#### [Task instructions]
Word for word, repeat the records, leaving every picture behind.

#### [Task material]

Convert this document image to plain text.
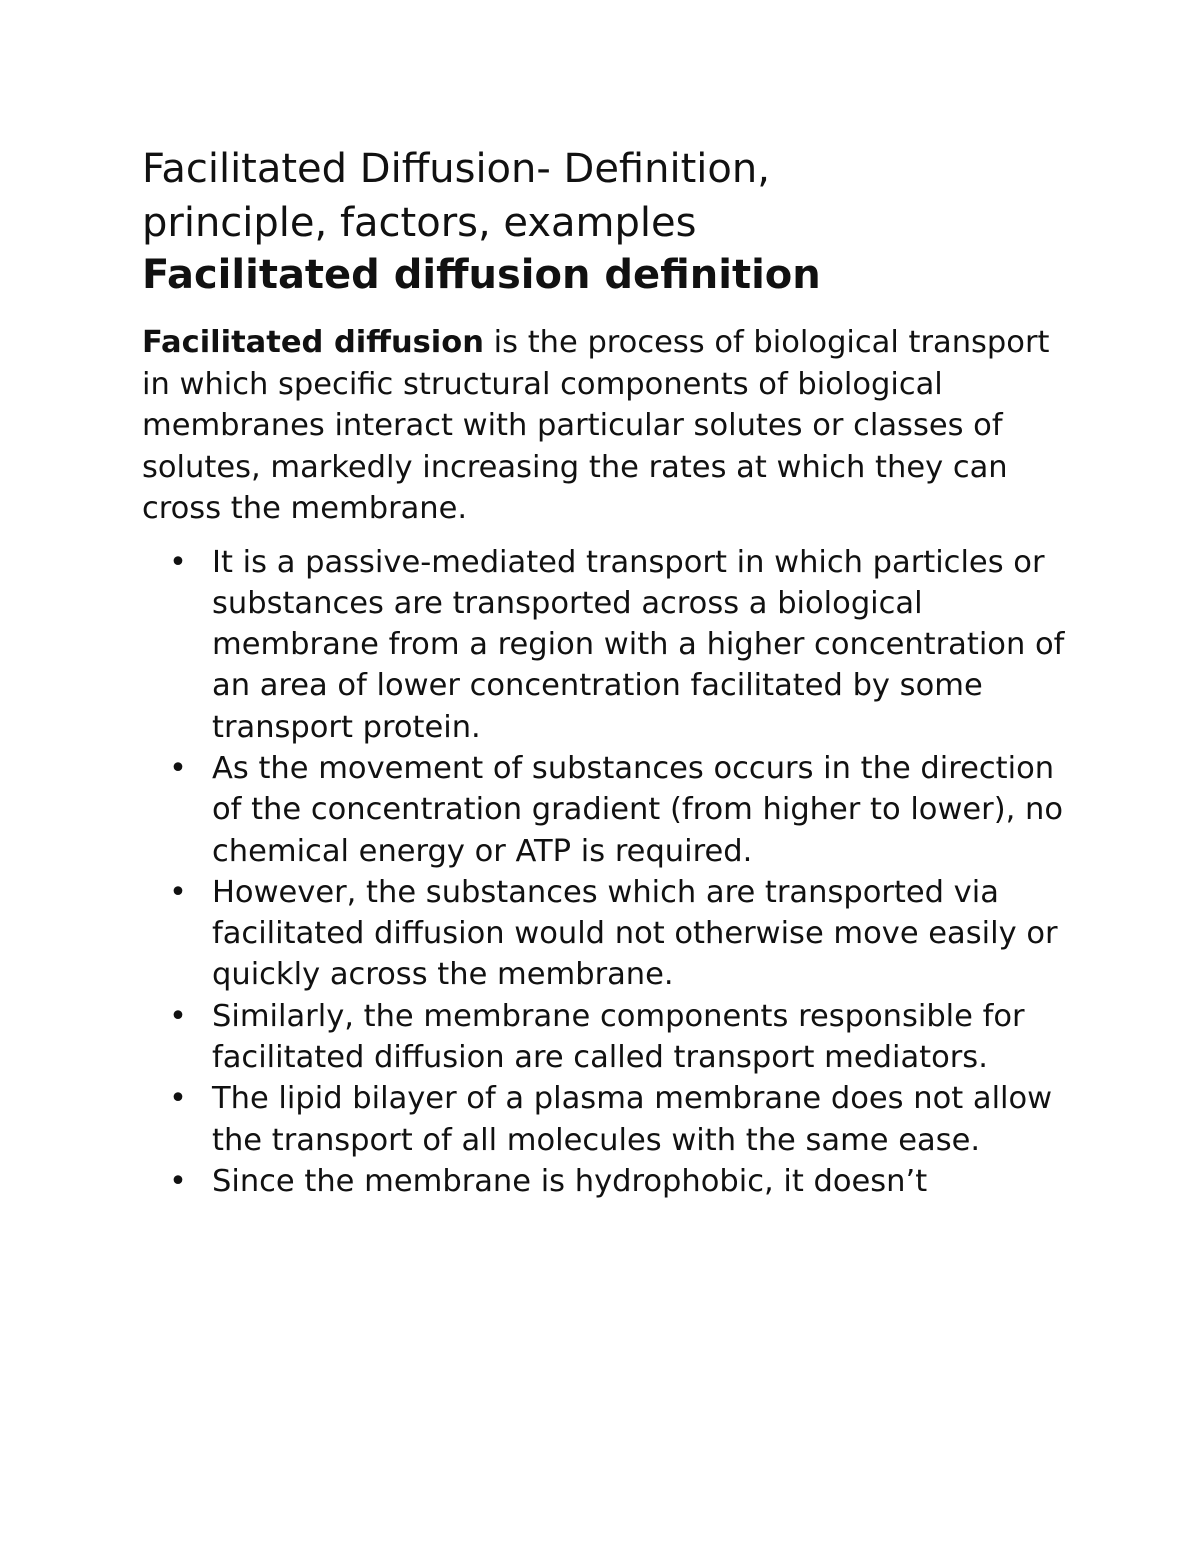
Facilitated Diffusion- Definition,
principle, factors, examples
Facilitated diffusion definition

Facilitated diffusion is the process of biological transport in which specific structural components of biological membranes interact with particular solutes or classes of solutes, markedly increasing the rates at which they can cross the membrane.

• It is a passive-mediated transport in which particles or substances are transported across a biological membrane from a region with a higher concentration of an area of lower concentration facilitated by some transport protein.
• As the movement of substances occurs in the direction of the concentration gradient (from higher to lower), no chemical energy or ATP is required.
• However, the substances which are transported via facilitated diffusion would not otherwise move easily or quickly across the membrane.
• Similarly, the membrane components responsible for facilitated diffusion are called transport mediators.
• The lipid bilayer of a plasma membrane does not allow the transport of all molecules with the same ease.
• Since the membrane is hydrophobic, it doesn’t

#### [Reply to the task]
Convert this document image to plain text.
Facilitated Diffusion- Definition,
principle, factors, examples
Facilitated diffusion definition

Facilitated diffusion is the process of biological transport in which specific structural components of biological membranes interact with particular solutes or classes of solutes, markedly increasing the rates at which they can cross the membrane.

• It is a passive-mediated transport in which particles or substances are transported across a biological membrane from a region with a higher concentration of an area of lower concentration facilitated by some transport protein.
• As the movement of substances occurs in the direction of the concentration gradient (from higher to lower), no chemical energy or ATP is required.
• However, the substances which are transported via facilitated diffusion would not otherwise move easily or quickly across the membrane.
• Similarly, the membrane components responsible for facilitated diffusion are called transport mediators.
• The lipid bilayer of a plasma membrane does not allow the transport of all molecules with the same ease.
• Since the membrane is hydrophobic, it doesn’t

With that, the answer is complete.